- _What the task asks_
Go through the entries below and retype them exactly, omitting each picture.

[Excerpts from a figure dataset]
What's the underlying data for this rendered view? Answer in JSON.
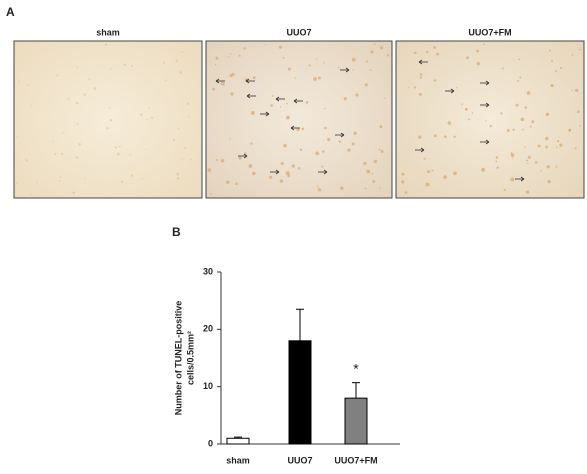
{
  "panel_a": {
    "label": "A",
    "titles": [
      "sham",
      "UUO7",
      "UUO7+FM"
    ]
  },
  "panel_b_label": "B",
  "chart_data": {
    "type": "bar",
    "ylabel": [
      "Number of  TUNEL-positive",
      "cells/0.5mm²"
    ],
    "categories": [
      "sham",
      "UUO7",
      "UUO7+FM"
    ],
    "values": [
      1,
      18,
      8
    ],
    "errors": [
      0.2,
      5.5,
      2.7
    ],
    "colors": [
      "#ffffff",
      "#000000",
      "#808080"
    ],
    "annotations": [
      null,
      null,
      "*"
    ],
    "ylim": [
      0,
      30
    ],
    "yticks": [
      0,
      10,
      20,
      30
    ],
    "grid": false
  }
}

- _Solution to the problem_
What's the underlying data for this rendered view? Answer in JSON.
{
  "panel_a": {
    "label": "A",
    "titles": [
      "sham",
      "UUO7",
      "UUO7+FM"
    ]
  },
  "panel_b_label": "B",
  "chart_data": {
    "type": "bar",
    "ylabel": [
      "Number of  TUNEL-positive",
      "cells/0.5mm²"
    ],
    "categories": [
      "sham",
      "UUO7",
      "UUO7+FM"
    ],
    "values": [
      1,
      18,
      8
    ],
    "errors": [
      0.2,
      5.5,
      2.7
    ],
    "colors": [
      "#ffffff",
      "#000000",
      "#808080"
    ],
    "annotations": [
      null,
      null,
      "*"
    ],
    "ylim": [
      0,
      30
    ],
    "yticks": [
      0,
      10,
      20,
      30
    ],
    "grid": false
  }
}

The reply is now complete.